__Record excerpts__:
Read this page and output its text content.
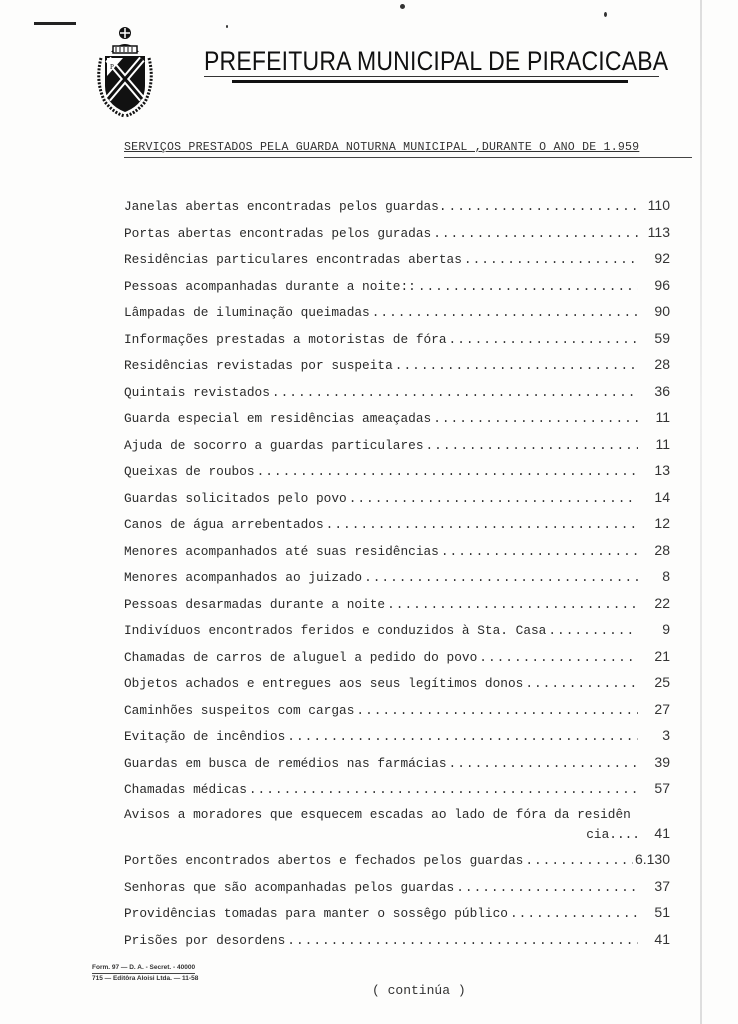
P	PREFEITURA MUNICIPAL DE PIRACICABA
SERVIÇOS PRESTADOS PELA GUARDA NOTURNA MUNICIPAL ,DURANTE O ANO DE 1.959
Janelas abertas encontradas pelos guardas. .....	110
Portas abertas encontradas pelos guradas .....	113
Residências particulares encontradas abertas .....	92
Pessoas acompanhadas durante a noite:: .....	96
Lâmpadas de iluminação queimadas .....	90
Informações prestadas a motoristas de fóra .....	59
Residências revistadas por suspeita .....	28
Quintais revistados .....	36
Guarda especial em residências ameaçadas .....	11
Ajuda de socorro a guardas particulares .....	11
Queixas de roubos .....	13
Guardas solicitados pelo povo .....	14
Canos de água arrebentados .....	12
Menores acompanhados até suas residências .....	28
Menores acompanhados ao juizado .....	8
Pessoas desarmadas durante a noite .....	22
Indivíduos encontrados feridos e conduzidos à Sta. Casa .....	9
Chamadas de carros de aluguel a pedido do povo .....	21
Objetos achados e entregues aos seus legítimos donos .....	25
Caminhões suspeitos com cargas .....	27
Evitação de incêndios .....	3
Guardas em busca de remédios nas farmácias .....	39
Chamadas médicas .....	57
Avisos a moradores que esquecem escadas ao lado de fóra da residên
cia....	41
Portões encontrados abertos e fechados pelos guardas .....	6.130
Senhoras que são acompanhadas pelos guardas .....	37
Providências tomadas para manter o sossêgo público .....	51
Prisões por desordens .....	41
Form. 97 — D. A. - Secret. - 40000
715 — Editôra Aloisi Ltda. — 11-58
( continúa )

__Short task__:
Say how many lines contain the string "MUNICIPAL", giving nothing but the count.

__Result of the task__:
2